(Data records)
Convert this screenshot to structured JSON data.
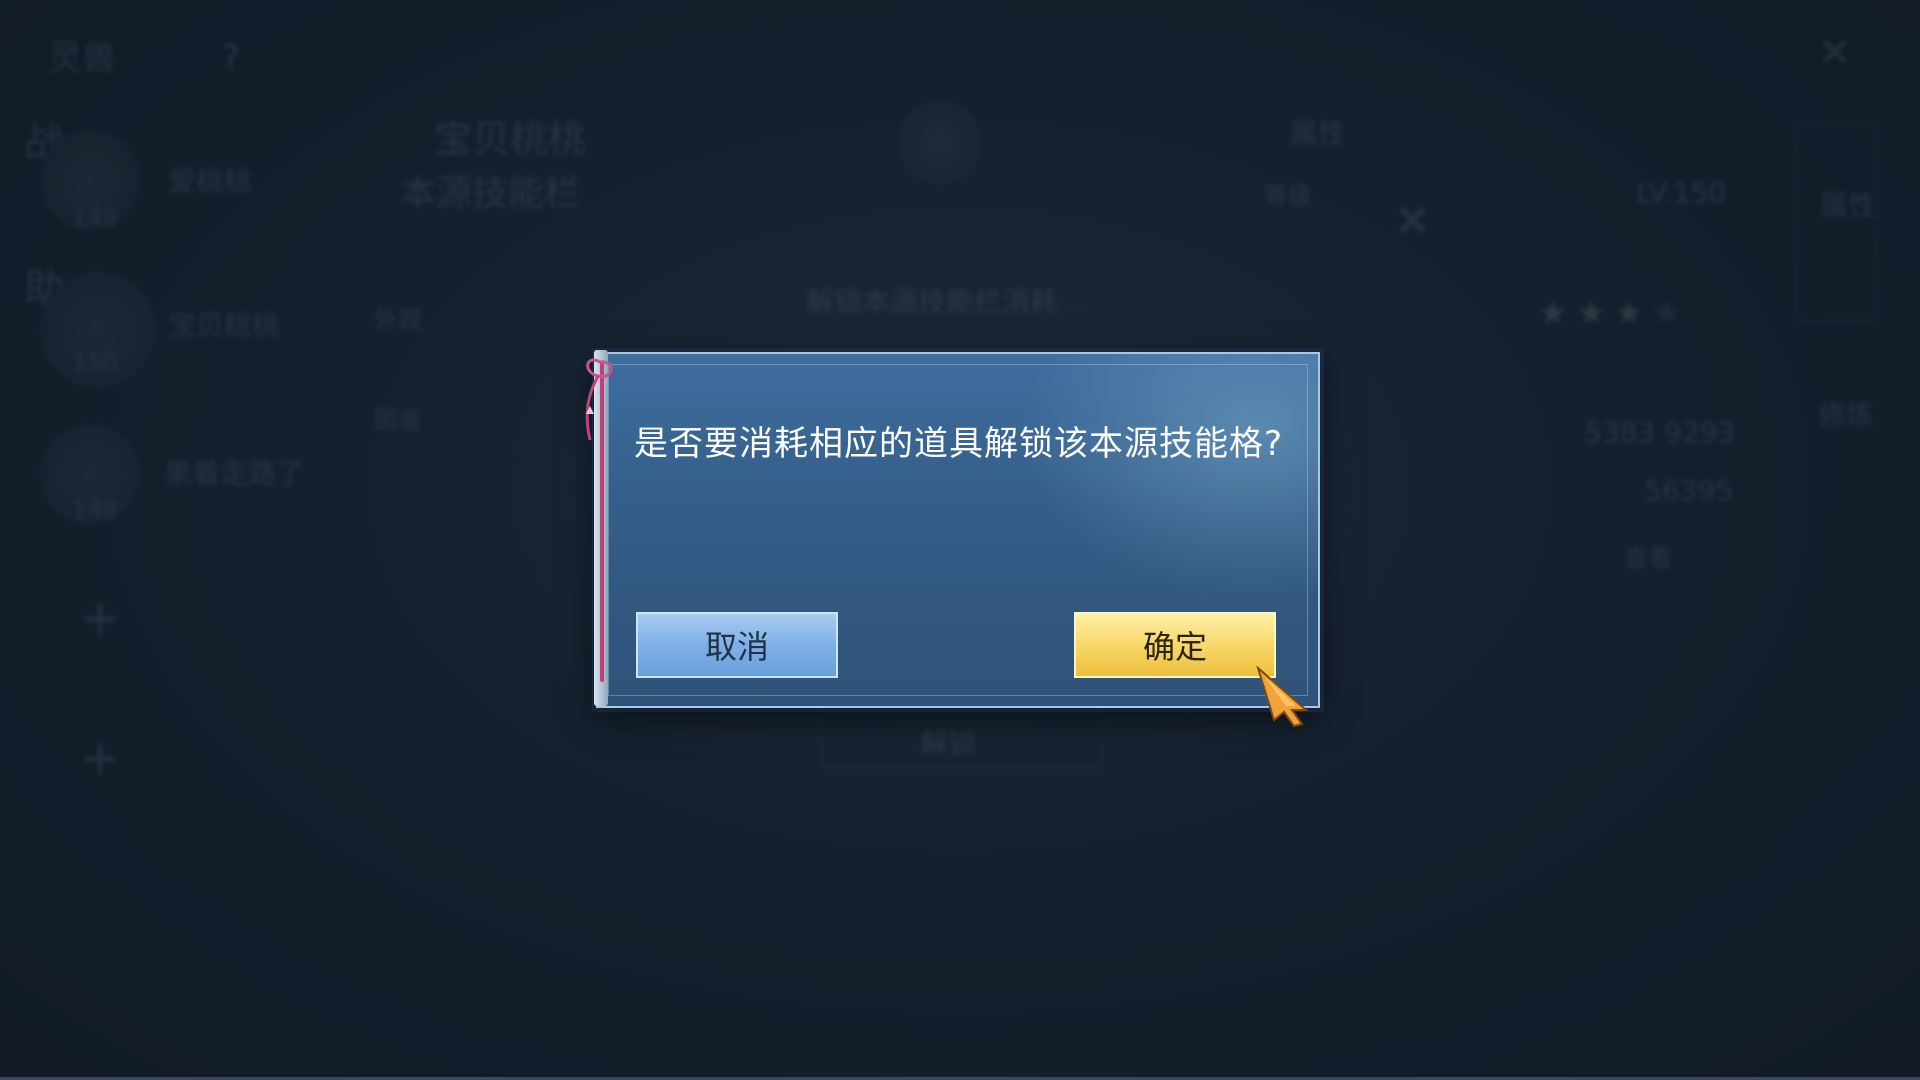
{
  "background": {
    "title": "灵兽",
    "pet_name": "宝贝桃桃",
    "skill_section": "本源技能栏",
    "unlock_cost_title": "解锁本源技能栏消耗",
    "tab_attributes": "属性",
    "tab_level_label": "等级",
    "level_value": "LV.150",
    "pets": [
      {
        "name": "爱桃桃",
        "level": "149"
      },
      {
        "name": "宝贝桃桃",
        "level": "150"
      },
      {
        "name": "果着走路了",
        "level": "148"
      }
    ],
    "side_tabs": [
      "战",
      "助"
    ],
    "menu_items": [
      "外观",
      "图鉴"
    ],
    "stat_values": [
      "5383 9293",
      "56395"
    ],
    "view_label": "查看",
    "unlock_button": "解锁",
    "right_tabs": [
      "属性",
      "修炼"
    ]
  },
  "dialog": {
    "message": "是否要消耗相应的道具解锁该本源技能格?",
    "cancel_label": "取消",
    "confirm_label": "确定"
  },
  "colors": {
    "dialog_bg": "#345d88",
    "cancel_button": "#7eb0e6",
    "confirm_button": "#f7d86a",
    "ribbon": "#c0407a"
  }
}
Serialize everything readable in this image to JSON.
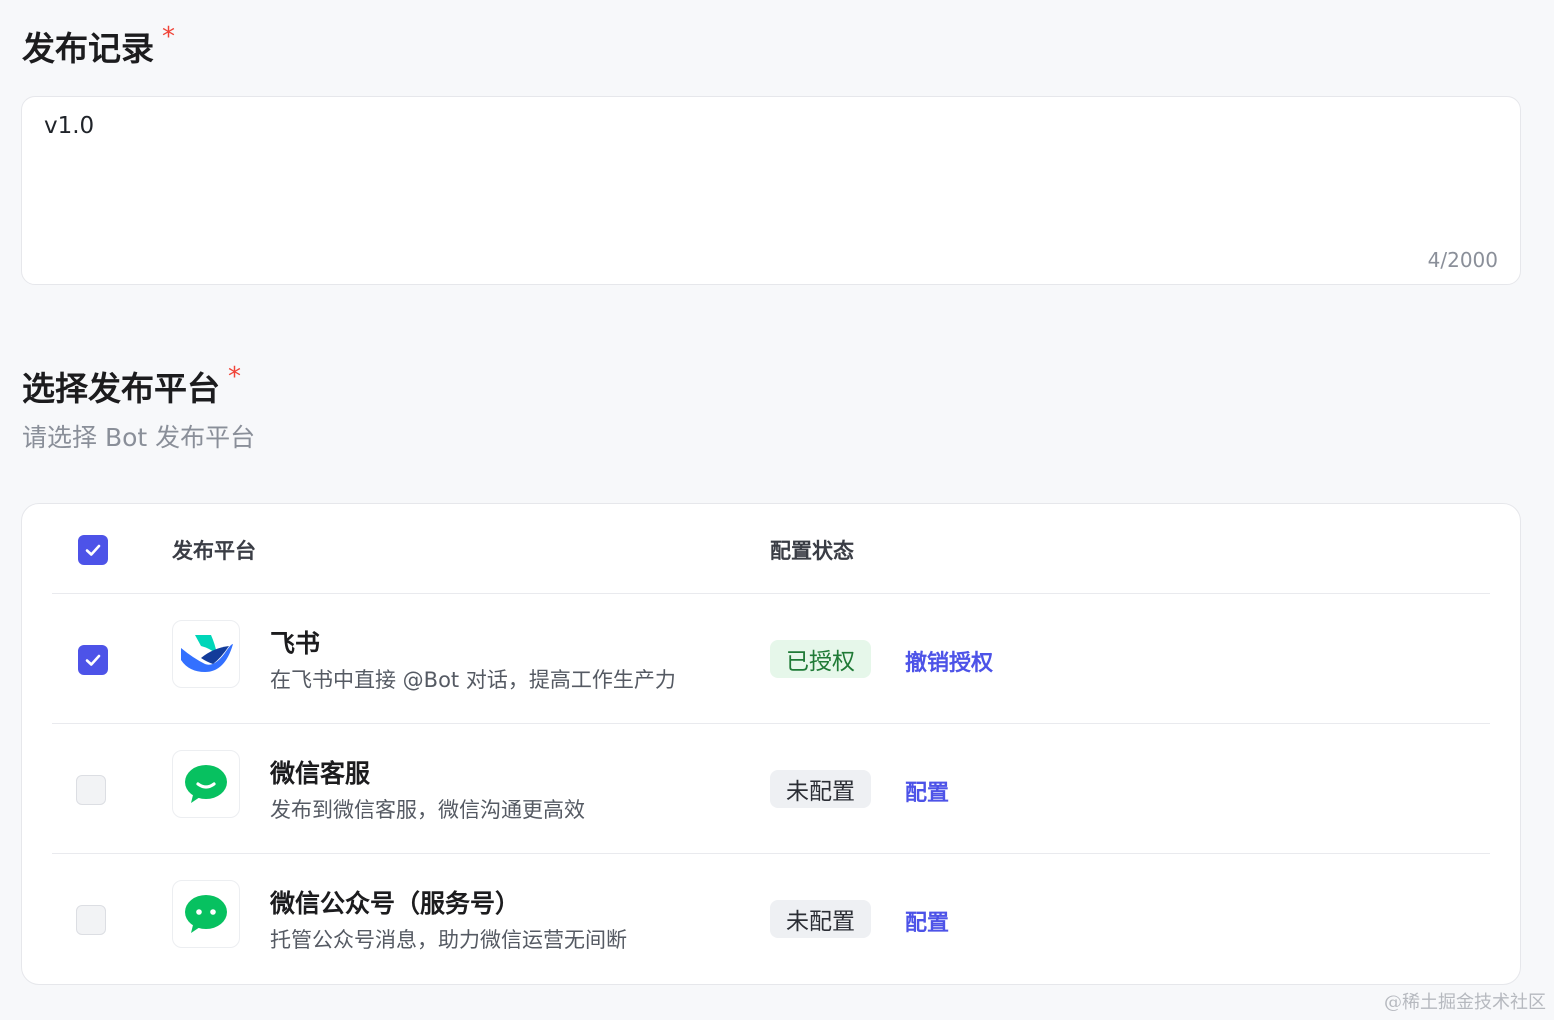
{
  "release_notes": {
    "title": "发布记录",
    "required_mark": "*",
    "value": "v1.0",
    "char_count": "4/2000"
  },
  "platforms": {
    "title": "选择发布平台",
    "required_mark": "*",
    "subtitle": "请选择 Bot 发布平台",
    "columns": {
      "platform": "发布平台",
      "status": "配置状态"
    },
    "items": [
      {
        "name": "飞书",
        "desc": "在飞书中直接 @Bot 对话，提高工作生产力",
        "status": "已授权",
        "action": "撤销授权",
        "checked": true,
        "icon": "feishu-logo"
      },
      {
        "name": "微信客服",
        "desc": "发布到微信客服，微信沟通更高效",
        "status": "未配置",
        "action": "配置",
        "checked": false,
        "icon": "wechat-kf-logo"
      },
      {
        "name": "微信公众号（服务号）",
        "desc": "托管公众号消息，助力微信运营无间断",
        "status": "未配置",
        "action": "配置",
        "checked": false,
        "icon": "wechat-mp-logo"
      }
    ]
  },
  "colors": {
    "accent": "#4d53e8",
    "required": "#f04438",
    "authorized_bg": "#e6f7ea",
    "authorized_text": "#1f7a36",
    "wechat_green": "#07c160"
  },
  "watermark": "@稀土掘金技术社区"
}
---
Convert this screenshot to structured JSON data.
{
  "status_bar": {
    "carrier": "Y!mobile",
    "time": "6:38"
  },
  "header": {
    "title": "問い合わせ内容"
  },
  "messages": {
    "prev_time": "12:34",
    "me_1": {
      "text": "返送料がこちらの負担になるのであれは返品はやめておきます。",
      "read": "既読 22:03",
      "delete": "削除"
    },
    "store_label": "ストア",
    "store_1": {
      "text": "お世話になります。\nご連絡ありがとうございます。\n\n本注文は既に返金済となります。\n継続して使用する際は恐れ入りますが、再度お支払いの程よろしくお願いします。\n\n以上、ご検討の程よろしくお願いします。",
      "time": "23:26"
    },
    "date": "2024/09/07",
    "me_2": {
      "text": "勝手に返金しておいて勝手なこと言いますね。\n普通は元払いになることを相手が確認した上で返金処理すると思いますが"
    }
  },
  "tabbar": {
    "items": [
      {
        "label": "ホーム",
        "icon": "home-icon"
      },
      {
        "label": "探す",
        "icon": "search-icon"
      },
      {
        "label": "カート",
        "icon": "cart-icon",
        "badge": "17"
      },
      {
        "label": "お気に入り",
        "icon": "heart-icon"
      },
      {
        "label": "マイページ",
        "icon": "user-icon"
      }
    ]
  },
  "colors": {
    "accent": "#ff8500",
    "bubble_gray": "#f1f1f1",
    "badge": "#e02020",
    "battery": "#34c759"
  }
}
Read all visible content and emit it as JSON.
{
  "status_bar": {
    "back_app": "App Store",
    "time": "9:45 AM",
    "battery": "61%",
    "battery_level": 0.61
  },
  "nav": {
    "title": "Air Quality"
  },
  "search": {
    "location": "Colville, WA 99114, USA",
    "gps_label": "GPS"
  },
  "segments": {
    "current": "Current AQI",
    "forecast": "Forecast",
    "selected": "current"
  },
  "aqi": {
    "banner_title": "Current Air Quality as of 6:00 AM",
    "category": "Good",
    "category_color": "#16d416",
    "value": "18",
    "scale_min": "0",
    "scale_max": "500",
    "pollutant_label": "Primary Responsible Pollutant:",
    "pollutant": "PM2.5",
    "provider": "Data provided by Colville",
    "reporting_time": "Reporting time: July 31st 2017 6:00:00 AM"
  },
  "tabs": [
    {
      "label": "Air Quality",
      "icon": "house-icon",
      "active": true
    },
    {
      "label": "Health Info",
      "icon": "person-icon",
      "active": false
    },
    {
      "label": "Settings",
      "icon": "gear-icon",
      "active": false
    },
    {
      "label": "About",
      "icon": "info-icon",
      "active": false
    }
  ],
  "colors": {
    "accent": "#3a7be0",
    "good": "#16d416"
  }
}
* * *
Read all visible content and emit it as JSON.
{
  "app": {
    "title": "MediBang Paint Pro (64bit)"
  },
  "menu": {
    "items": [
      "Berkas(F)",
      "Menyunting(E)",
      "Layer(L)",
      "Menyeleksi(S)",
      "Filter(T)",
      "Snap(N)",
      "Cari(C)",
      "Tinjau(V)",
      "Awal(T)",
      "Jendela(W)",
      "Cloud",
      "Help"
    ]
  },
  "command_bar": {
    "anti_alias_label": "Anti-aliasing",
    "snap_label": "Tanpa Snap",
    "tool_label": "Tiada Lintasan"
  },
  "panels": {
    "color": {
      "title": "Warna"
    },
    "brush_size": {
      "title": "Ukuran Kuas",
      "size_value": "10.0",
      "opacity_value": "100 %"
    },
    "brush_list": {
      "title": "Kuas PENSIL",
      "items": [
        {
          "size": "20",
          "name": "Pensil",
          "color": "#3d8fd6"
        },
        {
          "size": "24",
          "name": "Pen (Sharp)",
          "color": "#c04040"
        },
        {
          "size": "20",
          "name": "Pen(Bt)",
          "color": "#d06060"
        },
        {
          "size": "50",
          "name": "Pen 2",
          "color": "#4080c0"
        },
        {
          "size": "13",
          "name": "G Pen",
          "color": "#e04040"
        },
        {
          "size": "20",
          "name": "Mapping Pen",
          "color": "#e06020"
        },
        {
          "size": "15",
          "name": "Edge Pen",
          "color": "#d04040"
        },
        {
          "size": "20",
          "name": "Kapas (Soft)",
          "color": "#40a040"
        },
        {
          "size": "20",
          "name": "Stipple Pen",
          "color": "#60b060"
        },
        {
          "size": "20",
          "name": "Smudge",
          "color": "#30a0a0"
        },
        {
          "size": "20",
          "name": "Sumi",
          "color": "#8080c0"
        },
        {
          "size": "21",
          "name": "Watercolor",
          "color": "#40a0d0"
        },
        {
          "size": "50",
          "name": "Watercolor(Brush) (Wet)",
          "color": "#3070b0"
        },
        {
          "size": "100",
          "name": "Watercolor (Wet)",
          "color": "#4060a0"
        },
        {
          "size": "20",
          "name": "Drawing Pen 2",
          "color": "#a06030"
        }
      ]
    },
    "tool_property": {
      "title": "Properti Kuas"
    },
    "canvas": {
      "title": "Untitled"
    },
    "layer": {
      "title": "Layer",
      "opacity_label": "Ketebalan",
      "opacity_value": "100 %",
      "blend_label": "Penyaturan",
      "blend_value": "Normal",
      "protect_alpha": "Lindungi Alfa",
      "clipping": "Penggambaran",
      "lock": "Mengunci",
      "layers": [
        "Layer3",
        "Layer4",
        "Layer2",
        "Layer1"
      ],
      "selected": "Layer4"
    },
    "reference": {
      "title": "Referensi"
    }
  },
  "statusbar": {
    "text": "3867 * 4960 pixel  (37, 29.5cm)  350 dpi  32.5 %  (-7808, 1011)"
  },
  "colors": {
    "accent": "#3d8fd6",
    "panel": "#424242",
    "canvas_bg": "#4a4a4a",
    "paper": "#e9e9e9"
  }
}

### Goal of the exercise
Where does the word "accent" appear in the listing? List each line that holds it.

### Correct output
    "accent": "#4d53e8",
    "accent": "#ff8500",
    "accent": "#3a7be0",
    "accent": "#3d8fd6",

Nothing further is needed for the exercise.